:: EXERCISE ::
Each entry below is to be transcribed exactly.

:: DATA LINES ::
::::::::::
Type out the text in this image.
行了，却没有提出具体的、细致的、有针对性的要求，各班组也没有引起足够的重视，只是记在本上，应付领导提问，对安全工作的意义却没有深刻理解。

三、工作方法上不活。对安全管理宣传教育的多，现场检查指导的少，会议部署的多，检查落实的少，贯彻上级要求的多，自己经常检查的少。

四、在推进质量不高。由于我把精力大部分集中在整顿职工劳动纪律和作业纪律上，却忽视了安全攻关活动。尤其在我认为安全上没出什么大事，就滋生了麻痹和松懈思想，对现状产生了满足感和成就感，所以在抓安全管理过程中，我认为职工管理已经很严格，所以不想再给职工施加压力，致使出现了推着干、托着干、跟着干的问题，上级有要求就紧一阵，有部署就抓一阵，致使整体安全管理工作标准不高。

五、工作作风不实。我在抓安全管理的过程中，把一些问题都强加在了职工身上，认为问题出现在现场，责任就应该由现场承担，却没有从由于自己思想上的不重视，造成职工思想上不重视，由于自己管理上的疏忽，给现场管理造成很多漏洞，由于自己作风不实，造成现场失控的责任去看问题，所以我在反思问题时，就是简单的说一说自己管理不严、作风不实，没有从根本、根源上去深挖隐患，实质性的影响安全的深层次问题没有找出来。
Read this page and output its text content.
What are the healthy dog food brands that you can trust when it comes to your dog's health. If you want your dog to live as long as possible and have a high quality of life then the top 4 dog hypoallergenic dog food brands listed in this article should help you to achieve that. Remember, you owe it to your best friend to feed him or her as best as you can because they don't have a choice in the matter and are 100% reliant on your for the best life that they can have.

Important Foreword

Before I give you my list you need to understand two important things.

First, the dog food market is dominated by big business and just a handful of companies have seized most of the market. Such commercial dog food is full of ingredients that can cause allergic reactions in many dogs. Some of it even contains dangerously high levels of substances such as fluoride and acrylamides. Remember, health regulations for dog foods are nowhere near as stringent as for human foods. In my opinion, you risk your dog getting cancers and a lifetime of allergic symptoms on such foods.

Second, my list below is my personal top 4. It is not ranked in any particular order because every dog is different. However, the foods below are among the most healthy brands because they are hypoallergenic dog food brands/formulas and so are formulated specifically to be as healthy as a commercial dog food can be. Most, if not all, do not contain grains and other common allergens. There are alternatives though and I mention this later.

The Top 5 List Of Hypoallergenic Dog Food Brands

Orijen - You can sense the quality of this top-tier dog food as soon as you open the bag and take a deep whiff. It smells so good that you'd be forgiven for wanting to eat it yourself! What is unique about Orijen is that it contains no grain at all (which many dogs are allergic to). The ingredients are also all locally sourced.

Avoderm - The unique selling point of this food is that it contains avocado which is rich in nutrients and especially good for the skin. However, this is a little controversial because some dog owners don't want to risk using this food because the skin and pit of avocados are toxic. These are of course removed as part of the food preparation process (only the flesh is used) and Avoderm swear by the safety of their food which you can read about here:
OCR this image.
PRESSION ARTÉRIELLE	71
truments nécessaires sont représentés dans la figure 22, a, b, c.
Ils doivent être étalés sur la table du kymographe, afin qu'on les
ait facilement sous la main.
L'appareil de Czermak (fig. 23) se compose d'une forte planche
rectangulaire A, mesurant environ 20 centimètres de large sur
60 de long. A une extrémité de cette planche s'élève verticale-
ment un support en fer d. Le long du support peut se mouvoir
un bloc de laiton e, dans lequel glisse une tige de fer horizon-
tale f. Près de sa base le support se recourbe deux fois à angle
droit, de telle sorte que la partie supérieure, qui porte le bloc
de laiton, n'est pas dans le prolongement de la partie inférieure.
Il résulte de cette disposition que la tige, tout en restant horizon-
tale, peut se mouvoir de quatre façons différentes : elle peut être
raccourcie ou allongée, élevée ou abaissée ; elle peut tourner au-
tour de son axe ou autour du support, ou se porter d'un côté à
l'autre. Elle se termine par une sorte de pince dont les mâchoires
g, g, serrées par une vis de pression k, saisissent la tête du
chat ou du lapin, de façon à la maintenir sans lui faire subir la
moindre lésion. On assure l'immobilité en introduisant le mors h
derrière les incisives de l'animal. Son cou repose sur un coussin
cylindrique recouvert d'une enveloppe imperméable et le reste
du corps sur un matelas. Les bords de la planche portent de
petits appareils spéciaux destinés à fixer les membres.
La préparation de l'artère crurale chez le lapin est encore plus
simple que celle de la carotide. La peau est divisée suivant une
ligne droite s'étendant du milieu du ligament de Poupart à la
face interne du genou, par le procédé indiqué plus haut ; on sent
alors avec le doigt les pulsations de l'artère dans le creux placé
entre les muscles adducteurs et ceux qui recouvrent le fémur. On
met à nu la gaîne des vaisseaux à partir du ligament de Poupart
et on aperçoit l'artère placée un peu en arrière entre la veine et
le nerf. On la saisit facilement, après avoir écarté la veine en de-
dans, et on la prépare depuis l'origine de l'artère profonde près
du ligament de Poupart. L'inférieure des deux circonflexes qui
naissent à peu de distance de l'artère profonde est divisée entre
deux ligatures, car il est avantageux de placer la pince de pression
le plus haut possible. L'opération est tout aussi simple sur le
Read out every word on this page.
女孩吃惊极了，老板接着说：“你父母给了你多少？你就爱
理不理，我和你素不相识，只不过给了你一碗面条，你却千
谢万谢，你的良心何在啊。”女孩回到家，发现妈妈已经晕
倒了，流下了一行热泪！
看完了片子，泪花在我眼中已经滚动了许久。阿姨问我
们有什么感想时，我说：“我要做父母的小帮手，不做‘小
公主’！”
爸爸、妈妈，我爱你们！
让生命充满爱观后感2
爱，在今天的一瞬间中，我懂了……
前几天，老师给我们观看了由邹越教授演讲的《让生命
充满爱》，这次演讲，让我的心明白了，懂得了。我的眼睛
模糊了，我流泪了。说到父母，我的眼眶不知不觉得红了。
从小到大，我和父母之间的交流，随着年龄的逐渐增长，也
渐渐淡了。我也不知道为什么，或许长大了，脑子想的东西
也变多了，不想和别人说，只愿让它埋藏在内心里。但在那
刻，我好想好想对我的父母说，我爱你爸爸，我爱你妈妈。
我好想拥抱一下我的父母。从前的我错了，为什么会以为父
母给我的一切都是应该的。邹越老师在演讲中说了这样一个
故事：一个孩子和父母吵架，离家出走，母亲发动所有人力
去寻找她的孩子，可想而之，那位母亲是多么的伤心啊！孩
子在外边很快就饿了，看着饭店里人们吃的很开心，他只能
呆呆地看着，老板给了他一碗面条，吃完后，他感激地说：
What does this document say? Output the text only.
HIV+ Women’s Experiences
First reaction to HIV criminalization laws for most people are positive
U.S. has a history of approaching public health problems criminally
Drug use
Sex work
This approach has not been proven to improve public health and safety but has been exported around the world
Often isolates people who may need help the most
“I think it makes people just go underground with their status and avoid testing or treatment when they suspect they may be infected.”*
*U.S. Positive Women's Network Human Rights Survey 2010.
::::::::::
:: WORKED ANSWER ::
Type out the text in this image.
行了，却没有提出具体的、细致的、有针对性的要求，各班组也没有引起足够的重视，只是记在本上，应付领导提问，对安全工作的意义却没有深刻理解。

三、工作方法上不活。对安全管理宣传教育的多，现场检查指导的少，会议部署的多，检查落实的少，贯彻上级要求的多，自己经常检查的少。

四、在推进质量不高。由于我把精力大部分集中在整顿职工劳动纪律和作业纪律上，却忽视了安全攻关活动。尤其在我认为安全上没出什么大事，就滋生了麻痹和松懈思想，对现状产生了满足感和成就感，所以在抓安全管理过程中，我认为职工管理已经很严格，所以不想再给职工施加压力，致使出现了推着干、托着干、跟着干的问题，上级有要求就紧一阵，有部署就抓一阵，致使整体安全管理工作标准不高。

五、工作作风不实。我在抓安全管理的过程中，把一些问题都强加在了职工身上，认为问题出现在现场，责任就应该由现场承担，却没有从由于自己思想上的不重视，造成职工思想上不重视，由于自己管理上的疏忽，给现场管理造成很多漏洞，由于自己作风不实，造成现场失控的责任去看问题，所以我在反思问题时，就是简单的说一说自己管理不严、作风不实，没有从根本、根源上去深挖隐患，实质性的影响安全的深层次问题没有找出来。
Read this page and output its text content.
What are the healthy dog food brands that you can trust when it comes to your dog's health. If you want your dog to live as long as possible and have a high quality of life then the top 4 dog hypoallergenic dog food brands listed in this article should help you to achieve that. Remember, you owe it to your best friend to feed him or her as best as you can because they don't have a choice in the matter and are 100% reliant on your for the best life that they can have.

Important Foreword

Before I give you my list you need to understand two important things.

First, the dog food market is dominated by big business and just a handful of companies have seized most of the market. Such commercial dog food is full of ingredients that can cause allergic reactions in many dogs. Some of it even contains dangerously high levels of substances such as fluoride and acrylamides. Remember, health regulations for dog foods are nowhere near as stringent as for human foods. In my opinion, you risk your dog getting cancers and a lifetime of allergic symptoms on such foods.

Second, my list below is my personal top 4. It is not ranked in any particular order because every dog is different. However, the foods below are among the most healthy brands because they are hypoallergenic dog food brands/formulas and so are formulated specifically to be as healthy as a commercial dog food can be. Most, if not all, do not contain grains and other common allergens. There are alternatives though and I mention this later.

The Top 5 List Of Hypoallergenic Dog Food Brands

Orijen - You can sense the quality of this top-tier dog food as soon as you open the bag and take a deep whiff. It smells so good that you'd be forgiven for wanting to eat it yourself! What is unique about Orijen is that it contains no grain at all (which many dogs are allergic to). The ingredients are also all locally sourced.

Avoderm - The unique selling point of this food is that it contains avocado which is rich in nutrients and especially good for the skin. However, this is a little controversial because some dog owners don't want to risk using this food because the skin and pit of avocados are toxic. These are of course removed as part of the food preparation process (only the flesh is used) and Avoderm swear by the safety of their food which you can read about here:
OCR this image.
PRESSION ARTÉRIELLE	71
truments nécessaires sont représentés dans la figure 22, a, b, c.
Ils doivent être étalés sur la table du kymographe, afin qu'on les
ait facilement sous la main.
L'appareil de Czermak (fig. 23) se compose d'une forte planche
rectangulaire A, mesurant environ 20 centimètres de large sur
60 de long. A une extrémité de cette planche s'élève verticale-
ment un support en fer d. Le long du support peut se mouvoir
un bloc de laiton e, dans lequel glisse une tige de fer horizon-
tale f. Près de sa base le support se recourbe deux fois à angle
droit, de telle sorte que la partie supérieure, qui porte le bloc
de laiton, n'est pas dans le prolongement de la partie inférieure.
Il résulte de cette disposition que la tige, tout en restant horizon-
tale, peut se mouvoir de quatre façons différentes : elle peut être
raccourcie ou allongée, élevée ou abaissée ; elle peut tourner au-
tour de son axe ou autour du support, ou se porter d'un côté à
l'autre. Elle se termine par une sorte de pince dont les mâchoires
g, g, serrées par une vis de pression k, saisissent la tête du
chat ou du lapin, de façon à la maintenir sans lui faire subir la
moindre lésion. On assure l'immobilité en introduisant le mors h
derrière les incisives de l'animal. Son cou repose sur un coussin
cylindrique recouvert d'une enveloppe imperméable et le reste
du corps sur un matelas. Les bords de la planche portent de
petits appareils spéciaux destinés à fixer les membres.
La préparation de l'artère crurale chez le lapin est encore plus
simple que celle de la carotide. La peau est divisée suivant une
ligne droite s'étendant du milieu du ligament de Poupart à la
face interne du genou, par le procédé indiqué plus haut ; on sent
alors avec le doigt les pulsations de l'artère dans le creux placé
entre les muscles adducteurs et ceux qui recouvrent le fémur. On
met à nu la gaîne des vaisseaux à partir du ligament de Poupart
et on aperçoit l'artère placée un peu en arrière entre la veine et
le nerf. On la saisit facilement, après avoir écarté la veine en de-
dans, et on la prépare depuis l'origine de l'artère profonde près
du ligament de Poupart. L'inférieure des deux circonflexes qui
naissent à peu de distance de l'artère profonde est divisée entre
deux ligatures, car il est avantageux de placer la pince de pression
le plus haut possible. L'opération est tout aussi simple sur le
Read out every word on this page.
女孩吃惊极了，老板接着说：“你父母给了你多少？你就爱
理不理，我和你素不相识，只不过给了你一碗面条，你却千
谢万谢，你的良心何在啊。”女孩回到家，发现妈妈已经晕
倒了，流下了一行热泪！
看完了片子，泪花在我眼中已经滚动了许久。阿姨问我
们有什么感想时，我说：“我要做父母的小帮手，不做‘小
公主’！”
爸爸、妈妈，我爱你们！
让生命充满爱观后感2
爱，在今天的一瞬间中，我懂了……
前几天，老师给我们观看了由邹越教授演讲的《让生命
充满爱》，这次演讲，让我的心明白了，懂得了。我的眼睛
模糊了，我流泪了。说到父母，我的眼眶不知不觉得红了。
从小到大，我和父母之间的交流，随着年龄的逐渐增长，也
渐渐淡了。我也不知道为什么，或许长大了，脑子想的东西
也变多了，不想和别人说，只愿让它埋藏在内心里。但在那
刻，我好想好想对我的父母说，我爱你爸爸，我爱你妈妈。
我好想拥抱一下我的父母。从前的我错了，为什么会以为父
母给我的一切都是应该的。邹越老师在演讲中说了这样一个
故事：一个孩子和父母吵架，离家出走，母亲发动所有人力
去寻找她的孩子，可想而之，那位母亲是多么的伤心啊！孩
子在外边很快就饿了，看着饭店里人们吃的很开心，他只能
呆呆地看着，老板给了他一碗面条，吃完后，他感激地说：
What does this document say? Output the text only.
HIV+ Women’s Experiences
First reaction to HIV criminalization laws for most people are positive
U.S. has a history of approaching public health problems criminally
Drug use
Sex work
This approach has not been proven to improve public health and safety but has been exported around the world
Often isolates people who may need help the most
“I think it makes people just go underground with their status and avoid testing or treatment when they suspect they may be infected.”*
*U.S. Positive Women's Network Human Rights Survey 2010.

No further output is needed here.